[START Supplied records]

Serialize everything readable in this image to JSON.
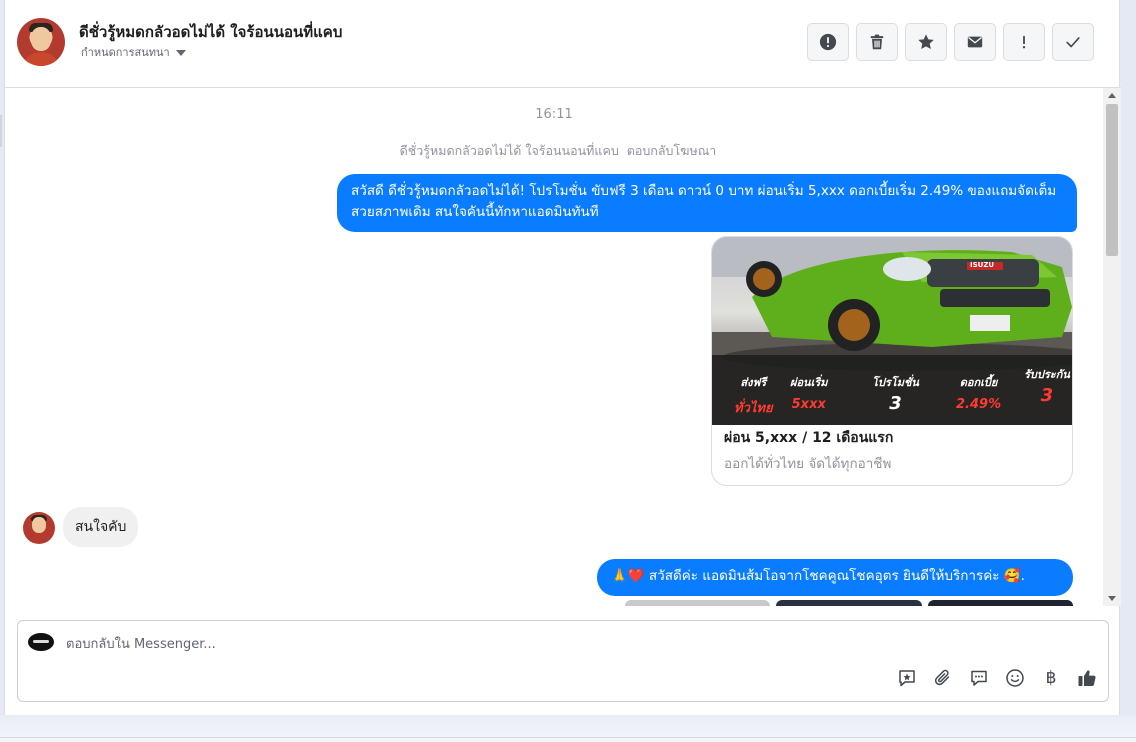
{
  "header": {
    "contact_name": "ดีชั่วรู้หมดกลัวอดไม่ได้ ใจร้อนนอนที่แคบ",
    "label_menu": "กำหนดการสนทนา"
  },
  "actions": [
    {
      "icon": "alert-circle-icon"
    },
    {
      "icon": "trash-icon"
    },
    {
      "icon": "star-icon"
    },
    {
      "icon": "envelope-icon"
    },
    {
      "icon": "exclamation-icon"
    },
    {
      "icon": "check-icon"
    }
  ],
  "thread": {
    "timestamp": "16:11",
    "ad_reply_note_name": "ดีชั่วรู้หมดกลัวอดไม่ได้ ใจร้อนนอนที่แคบ",
    "ad_reply_note_action": "ตอบกลับโฆษณา",
    "message_1": "สวัสดี ดีชั่วรู้หมดกลัวอดไม่ได้! โปรโมชั่น ขับฟรี 3 เดือน ดาวน์ 0 บาท ผ่อนเริ่ม 5,xxx  ดอกเบี้ยเริ่ม 2.49% ของแถมจัดเต็ม สวยสภาพเดิม สนใจคันนี้ทักหาแอดมินทันที",
    "card": {
      "title": "ผ่อน 5,xxx / 12 เดือนแรก",
      "description": "ออกได้ทั่วไทย จัดได้ทุกอาชีพ",
      "brand_badge": "ISUZU",
      "promo": [
        {
          "label": "ส่งฟรี",
          "value": "ทั่วไทย"
        },
        {
          "label": "ผ่อนเริ่ม",
          "value": "5xxx"
        },
        {
          "label": "โปรโมชั่น",
          "value": "3"
        },
        {
          "label": "ดอกเบี้ย",
          "value": "2.49%"
        },
        {
          "label": "รับประกัน",
          "value": "3"
        }
      ]
    },
    "incoming_message": "สนใจคับ",
    "message_2": "🙏❤️ สวัสดีค่ะ แอดมินส้มโอจากโชคคูณโชคอุตร ยินดีให้บริการค่ะ 🥰."
  },
  "composer": {
    "placeholder": "ตอบกลับใน Messenger...",
    "tools": [
      "saved-reply-icon",
      "attachment-icon",
      "chat-bubble-icon",
      "emoji-icon",
      "baht-icon",
      "thumbs-up-icon"
    ],
    "baht_symbol": "฿"
  },
  "colors": {
    "outgoing_bubble": "#0a7cff",
    "incoming_bubble": "#f1f0f0",
    "promo_red": "#ff3b30"
  }
}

[END Supplied records]

**Aim of the task**
Omit every picture while copying the listing above exactly.

**Finished answer**
Serialize everything readable in this image to JSON.
{
  "header": {
    "contact_name": "ดีชั่วรู้หมดกลัวอดไม่ได้ ใจร้อนนอนที่แคบ",
    "label_menu": "กำหนดการสนทนา"
  },
  "actions": [
    {
      "icon": "alert-circle-icon"
    },
    {
      "icon": "trash-icon"
    },
    {
      "icon": "star-icon"
    },
    {
      "icon": "envelope-icon"
    },
    {
      "icon": "exclamation-icon"
    },
    {
      "icon": "check-icon"
    }
  ],
  "thread": {
    "timestamp": "16:11",
    "ad_reply_note_name": "ดีชั่วรู้หมดกลัวอดไม่ได้ ใจร้อนนอนที่แคบ",
    "ad_reply_note_action": "ตอบกลับโฆษณา",
    "message_1": "สวัสดี ดีชั่วรู้หมดกลัวอดไม่ได้! โปรโมชั่น ขับฟรี 3 เดือน ดาวน์ 0 บาท ผ่อนเริ่ม 5,xxx  ดอกเบี้ยเริ่ม 2.49% ของแถมจัดเต็ม สวยสภาพเดิม สนใจคันนี้ทักหาแอดมินทันที",
    "card": {
      "title": "ผ่อน 5,xxx / 12 เดือนแรก",
      "description": "ออกได้ทั่วไทย จัดได้ทุกอาชีพ",
      "brand_badge": "ISUZU",
      "promo": [
        {
          "label": "ส่งฟรี",
          "value": "ทั่วไทย"
        },
        {
          "label": "ผ่อนเริ่ม",
          "value": "5xxx"
        },
        {
          "label": "โปรโมชั่น",
          "value": "3"
        },
        {
          "label": "ดอกเบี้ย",
          "value": "2.49%"
        },
        {
          "label": "รับประกัน",
          "value": "3"
        }
      ]
    },
    "incoming_message": "สนใจคับ",
    "message_2": "🙏❤️ สวัสดีค่ะ แอดมินส้มโอจากโชคคูณโชคอุตร ยินดีให้บริการค่ะ 🥰."
  },
  "composer": {
    "placeholder": "ตอบกลับใน Messenger...",
    "tools": [
      "saved-reply-icon",
      "attachment-icon",
      "chat-bubble-icon",
      "emoji-icon",
      "baht-icon",
      "thumbs-up-icon"
    ],
    "baht_symbol": "฿"
  },
  "colors": {
    "outgoing_bubble": "#0a7cff",
    "incoming_bubble": "#f1f0f0",
    "promo_red": "#ff3b30"
  }
}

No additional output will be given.